• **What is needed**
For the listing below, give the number of lines in which "서프라이즈" occurs. Add nothing.

== Exercise materials ==

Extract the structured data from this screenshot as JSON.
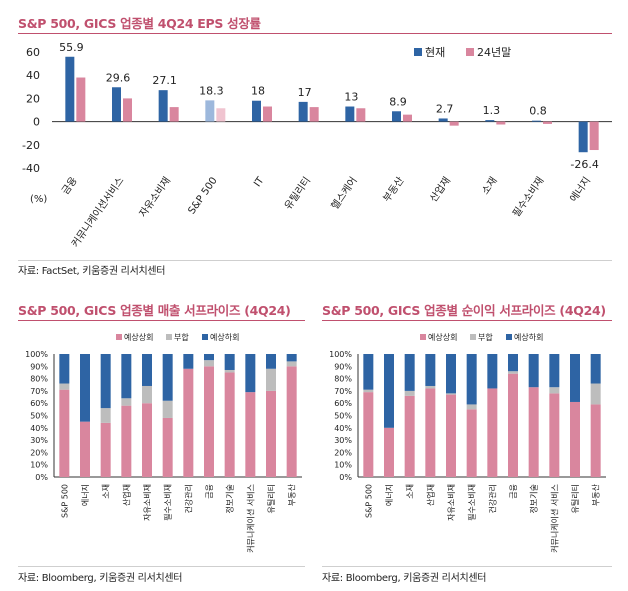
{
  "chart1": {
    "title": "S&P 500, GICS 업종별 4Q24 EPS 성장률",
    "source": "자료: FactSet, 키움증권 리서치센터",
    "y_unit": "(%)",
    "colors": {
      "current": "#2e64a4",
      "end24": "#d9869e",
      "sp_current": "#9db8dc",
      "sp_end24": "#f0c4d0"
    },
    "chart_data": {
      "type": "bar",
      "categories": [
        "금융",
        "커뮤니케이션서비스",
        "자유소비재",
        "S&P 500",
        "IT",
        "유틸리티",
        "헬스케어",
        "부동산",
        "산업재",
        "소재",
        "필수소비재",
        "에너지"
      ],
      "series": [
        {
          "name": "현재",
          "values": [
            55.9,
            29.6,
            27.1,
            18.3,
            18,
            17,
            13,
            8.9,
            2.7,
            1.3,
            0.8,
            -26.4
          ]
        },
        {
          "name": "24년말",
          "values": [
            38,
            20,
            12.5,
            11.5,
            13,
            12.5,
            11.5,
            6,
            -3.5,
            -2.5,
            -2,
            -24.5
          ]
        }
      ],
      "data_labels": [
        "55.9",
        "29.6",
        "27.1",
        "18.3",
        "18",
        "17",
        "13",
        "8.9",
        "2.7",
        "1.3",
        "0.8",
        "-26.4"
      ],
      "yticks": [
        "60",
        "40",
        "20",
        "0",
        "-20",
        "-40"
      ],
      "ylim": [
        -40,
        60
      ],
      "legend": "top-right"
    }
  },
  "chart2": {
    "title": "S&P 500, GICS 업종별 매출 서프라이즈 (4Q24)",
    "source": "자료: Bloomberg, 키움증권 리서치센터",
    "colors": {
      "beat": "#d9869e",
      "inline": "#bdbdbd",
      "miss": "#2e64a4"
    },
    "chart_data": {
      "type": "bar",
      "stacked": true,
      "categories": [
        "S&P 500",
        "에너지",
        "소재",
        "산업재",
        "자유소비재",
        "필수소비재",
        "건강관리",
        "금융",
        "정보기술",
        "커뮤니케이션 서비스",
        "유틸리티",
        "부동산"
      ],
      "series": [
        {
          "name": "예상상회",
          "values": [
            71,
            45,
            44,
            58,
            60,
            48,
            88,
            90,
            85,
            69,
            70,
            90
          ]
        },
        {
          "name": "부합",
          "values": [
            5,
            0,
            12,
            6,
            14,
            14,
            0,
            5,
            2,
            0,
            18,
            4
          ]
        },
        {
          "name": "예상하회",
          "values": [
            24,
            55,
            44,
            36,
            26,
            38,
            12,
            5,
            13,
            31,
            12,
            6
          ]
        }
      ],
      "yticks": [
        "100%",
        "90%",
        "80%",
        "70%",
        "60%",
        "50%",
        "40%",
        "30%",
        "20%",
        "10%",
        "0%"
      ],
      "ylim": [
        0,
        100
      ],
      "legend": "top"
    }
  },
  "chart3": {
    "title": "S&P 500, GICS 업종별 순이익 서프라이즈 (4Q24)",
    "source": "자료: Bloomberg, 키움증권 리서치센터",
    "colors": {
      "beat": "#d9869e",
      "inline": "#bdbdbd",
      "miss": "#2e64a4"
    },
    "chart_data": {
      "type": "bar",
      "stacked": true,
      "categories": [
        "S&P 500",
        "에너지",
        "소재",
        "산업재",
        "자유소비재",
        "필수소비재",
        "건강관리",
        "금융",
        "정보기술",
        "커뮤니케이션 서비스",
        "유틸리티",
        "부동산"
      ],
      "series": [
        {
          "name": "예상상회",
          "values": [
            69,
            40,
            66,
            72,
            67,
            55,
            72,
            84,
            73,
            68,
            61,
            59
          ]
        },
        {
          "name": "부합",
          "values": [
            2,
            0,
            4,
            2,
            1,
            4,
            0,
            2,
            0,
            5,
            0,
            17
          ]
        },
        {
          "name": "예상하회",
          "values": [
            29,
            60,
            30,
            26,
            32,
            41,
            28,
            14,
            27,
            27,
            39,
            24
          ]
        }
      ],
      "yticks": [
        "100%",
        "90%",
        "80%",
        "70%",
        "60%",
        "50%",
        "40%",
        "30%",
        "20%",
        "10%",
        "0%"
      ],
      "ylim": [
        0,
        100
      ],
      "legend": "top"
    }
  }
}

===
== Exercise materials ==

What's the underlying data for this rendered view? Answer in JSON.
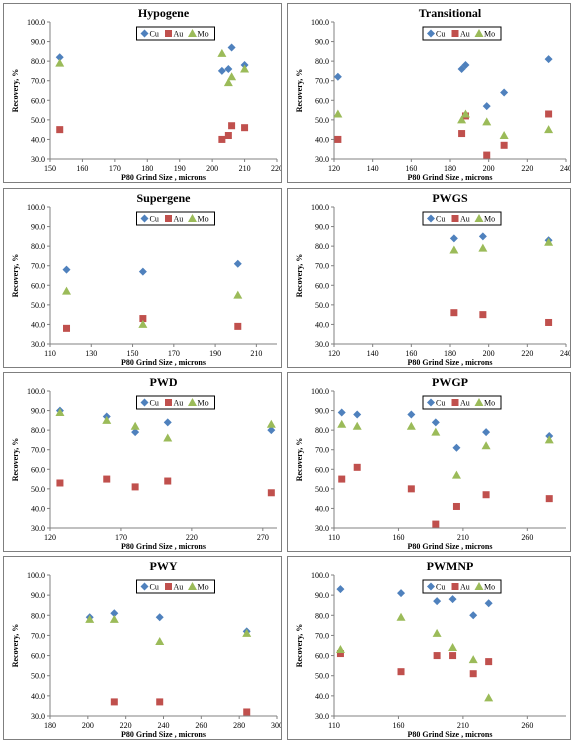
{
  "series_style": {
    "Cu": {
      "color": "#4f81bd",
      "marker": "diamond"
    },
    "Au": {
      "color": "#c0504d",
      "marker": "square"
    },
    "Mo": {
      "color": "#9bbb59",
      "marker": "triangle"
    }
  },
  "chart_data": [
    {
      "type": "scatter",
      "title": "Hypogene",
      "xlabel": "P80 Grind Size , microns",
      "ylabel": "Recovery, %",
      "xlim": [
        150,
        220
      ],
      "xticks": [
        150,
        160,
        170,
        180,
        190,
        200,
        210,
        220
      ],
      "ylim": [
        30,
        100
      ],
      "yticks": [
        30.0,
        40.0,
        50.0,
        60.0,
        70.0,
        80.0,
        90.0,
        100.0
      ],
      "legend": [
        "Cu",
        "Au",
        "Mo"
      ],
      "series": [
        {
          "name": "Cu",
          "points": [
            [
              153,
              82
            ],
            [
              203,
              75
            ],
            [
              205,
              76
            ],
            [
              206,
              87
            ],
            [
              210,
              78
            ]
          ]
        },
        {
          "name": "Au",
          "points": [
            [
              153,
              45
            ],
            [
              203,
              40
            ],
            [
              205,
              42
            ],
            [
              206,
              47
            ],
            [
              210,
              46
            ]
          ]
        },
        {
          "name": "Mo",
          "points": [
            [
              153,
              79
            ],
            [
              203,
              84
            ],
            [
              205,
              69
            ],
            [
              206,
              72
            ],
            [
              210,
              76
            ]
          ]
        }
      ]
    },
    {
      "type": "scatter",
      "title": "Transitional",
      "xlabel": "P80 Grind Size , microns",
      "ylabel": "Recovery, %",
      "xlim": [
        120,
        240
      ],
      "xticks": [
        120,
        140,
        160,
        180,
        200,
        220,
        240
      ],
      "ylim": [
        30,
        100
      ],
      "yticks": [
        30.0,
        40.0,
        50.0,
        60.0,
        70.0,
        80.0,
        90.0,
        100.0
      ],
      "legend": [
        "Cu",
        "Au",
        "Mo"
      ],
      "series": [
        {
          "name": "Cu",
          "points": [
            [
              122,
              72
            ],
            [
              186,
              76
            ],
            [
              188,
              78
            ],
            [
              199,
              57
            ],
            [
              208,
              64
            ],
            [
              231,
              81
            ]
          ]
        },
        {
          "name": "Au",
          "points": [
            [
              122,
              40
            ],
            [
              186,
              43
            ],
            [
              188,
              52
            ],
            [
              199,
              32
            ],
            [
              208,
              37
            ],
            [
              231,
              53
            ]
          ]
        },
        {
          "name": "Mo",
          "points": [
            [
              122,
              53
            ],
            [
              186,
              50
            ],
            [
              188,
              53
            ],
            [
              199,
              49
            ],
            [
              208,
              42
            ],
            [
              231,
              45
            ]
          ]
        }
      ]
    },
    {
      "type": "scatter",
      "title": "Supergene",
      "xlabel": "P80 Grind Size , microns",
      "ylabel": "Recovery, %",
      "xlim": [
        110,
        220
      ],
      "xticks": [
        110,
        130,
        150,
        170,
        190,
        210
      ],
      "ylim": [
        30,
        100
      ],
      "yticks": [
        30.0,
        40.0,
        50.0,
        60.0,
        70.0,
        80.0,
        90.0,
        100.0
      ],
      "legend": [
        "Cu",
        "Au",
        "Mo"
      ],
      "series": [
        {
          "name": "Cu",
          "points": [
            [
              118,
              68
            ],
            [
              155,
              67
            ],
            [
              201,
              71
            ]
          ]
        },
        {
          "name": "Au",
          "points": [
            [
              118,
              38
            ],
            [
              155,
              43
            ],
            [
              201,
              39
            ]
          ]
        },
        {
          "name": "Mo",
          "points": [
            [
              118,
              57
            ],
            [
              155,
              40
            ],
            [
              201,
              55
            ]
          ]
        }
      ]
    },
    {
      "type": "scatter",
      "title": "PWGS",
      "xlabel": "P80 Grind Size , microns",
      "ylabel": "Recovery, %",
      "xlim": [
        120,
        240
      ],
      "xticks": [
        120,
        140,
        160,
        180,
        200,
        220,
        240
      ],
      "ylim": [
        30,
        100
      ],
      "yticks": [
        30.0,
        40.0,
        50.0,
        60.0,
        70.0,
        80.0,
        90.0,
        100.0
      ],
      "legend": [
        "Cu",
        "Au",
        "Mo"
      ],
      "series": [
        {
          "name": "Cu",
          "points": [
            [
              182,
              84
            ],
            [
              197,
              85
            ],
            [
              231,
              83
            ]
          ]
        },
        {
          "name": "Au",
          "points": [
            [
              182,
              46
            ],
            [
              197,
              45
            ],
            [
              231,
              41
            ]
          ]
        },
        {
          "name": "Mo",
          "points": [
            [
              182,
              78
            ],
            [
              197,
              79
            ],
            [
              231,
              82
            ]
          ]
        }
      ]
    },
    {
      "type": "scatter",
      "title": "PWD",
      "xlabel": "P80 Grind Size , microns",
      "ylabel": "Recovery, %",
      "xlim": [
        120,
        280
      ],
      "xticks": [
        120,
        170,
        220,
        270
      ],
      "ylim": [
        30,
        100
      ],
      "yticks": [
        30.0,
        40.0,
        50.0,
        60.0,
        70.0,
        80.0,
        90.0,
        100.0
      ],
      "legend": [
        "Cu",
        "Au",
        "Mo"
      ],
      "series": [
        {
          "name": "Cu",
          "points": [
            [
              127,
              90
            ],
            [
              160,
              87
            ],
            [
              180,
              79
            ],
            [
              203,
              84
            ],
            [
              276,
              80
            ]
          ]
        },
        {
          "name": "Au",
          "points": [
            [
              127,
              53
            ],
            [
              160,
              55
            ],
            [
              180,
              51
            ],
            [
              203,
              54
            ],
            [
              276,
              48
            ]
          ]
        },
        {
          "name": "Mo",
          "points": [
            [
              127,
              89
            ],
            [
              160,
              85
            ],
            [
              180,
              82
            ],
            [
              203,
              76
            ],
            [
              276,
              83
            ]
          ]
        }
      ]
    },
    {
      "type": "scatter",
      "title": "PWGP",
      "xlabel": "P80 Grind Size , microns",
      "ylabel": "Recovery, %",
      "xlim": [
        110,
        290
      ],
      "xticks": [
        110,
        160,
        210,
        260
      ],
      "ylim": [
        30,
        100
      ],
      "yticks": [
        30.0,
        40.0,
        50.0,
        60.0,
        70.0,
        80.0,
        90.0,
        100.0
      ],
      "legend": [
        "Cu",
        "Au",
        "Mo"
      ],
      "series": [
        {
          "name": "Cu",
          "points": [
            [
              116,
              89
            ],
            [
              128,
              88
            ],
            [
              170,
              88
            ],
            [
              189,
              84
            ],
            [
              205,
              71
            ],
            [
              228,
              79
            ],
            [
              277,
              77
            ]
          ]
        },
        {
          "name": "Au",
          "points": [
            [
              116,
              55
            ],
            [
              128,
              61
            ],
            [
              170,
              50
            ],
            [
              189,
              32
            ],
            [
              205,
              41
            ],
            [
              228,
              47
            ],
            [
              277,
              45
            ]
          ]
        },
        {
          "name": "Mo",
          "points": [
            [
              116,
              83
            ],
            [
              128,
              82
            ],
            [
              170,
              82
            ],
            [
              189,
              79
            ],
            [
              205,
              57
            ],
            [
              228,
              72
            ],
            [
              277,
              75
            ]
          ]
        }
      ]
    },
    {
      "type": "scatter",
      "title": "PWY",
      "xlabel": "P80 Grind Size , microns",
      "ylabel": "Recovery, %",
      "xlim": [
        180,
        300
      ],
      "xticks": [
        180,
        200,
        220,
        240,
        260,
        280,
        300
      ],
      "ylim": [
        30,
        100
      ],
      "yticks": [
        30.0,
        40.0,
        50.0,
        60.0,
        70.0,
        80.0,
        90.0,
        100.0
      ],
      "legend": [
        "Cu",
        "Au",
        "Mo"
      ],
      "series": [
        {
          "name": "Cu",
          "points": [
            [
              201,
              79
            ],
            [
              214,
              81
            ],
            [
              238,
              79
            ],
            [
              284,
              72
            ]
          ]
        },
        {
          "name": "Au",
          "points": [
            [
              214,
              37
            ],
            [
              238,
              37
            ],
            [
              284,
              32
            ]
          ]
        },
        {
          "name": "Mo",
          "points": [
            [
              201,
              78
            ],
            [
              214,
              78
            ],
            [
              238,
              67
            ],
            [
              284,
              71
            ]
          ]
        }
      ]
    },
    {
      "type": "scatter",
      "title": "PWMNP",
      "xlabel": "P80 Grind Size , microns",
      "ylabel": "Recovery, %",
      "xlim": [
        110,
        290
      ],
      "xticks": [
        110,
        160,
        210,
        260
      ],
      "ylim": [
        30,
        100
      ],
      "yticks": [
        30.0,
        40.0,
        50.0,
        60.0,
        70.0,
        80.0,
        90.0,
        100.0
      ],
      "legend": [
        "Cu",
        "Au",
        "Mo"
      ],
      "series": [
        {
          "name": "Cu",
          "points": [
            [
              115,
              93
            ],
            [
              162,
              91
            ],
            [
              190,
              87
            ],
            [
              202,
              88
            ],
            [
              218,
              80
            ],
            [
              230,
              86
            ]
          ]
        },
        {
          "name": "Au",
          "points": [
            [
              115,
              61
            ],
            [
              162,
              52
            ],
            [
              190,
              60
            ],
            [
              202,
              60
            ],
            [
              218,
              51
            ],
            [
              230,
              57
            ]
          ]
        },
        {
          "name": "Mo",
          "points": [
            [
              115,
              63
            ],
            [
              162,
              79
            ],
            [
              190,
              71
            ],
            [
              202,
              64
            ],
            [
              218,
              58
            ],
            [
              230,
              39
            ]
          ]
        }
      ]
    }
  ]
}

===

• **Response**
2